◆ Exercise objective
Assemble all lines in which the string "گردد" appears.

— BEGIN Information shown —

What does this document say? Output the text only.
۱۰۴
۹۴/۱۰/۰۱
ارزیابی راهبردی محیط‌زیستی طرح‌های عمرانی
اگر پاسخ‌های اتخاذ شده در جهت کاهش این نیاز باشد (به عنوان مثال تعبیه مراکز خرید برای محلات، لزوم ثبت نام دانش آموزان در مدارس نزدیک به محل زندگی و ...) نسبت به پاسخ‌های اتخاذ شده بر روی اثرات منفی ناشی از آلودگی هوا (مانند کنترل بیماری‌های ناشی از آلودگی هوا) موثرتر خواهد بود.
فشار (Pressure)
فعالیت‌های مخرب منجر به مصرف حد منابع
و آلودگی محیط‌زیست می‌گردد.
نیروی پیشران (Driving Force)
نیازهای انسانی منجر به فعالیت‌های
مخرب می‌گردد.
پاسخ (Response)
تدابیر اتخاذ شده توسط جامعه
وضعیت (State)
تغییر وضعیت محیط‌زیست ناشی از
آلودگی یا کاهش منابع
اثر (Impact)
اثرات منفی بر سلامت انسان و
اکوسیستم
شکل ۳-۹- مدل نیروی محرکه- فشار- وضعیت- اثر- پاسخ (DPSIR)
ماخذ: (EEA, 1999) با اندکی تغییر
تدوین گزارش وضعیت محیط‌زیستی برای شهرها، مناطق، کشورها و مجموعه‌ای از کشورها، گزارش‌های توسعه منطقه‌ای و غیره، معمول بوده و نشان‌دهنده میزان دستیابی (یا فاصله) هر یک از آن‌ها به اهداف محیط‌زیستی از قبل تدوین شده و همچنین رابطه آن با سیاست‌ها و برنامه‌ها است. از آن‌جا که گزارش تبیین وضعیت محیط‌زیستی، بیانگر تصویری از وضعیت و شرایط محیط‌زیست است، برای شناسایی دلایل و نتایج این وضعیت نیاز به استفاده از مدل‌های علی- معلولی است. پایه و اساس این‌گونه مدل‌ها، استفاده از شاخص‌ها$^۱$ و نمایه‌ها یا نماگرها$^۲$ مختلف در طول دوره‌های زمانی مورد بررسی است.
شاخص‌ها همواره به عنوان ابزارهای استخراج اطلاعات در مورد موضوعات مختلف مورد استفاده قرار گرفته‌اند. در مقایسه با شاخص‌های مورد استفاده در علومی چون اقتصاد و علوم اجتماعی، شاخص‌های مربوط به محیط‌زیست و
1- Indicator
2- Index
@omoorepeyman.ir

— END Information shown —

◆ The completed task
و آلودگی محیط‌زیست می‌گردد.
مخرب می‌گردد.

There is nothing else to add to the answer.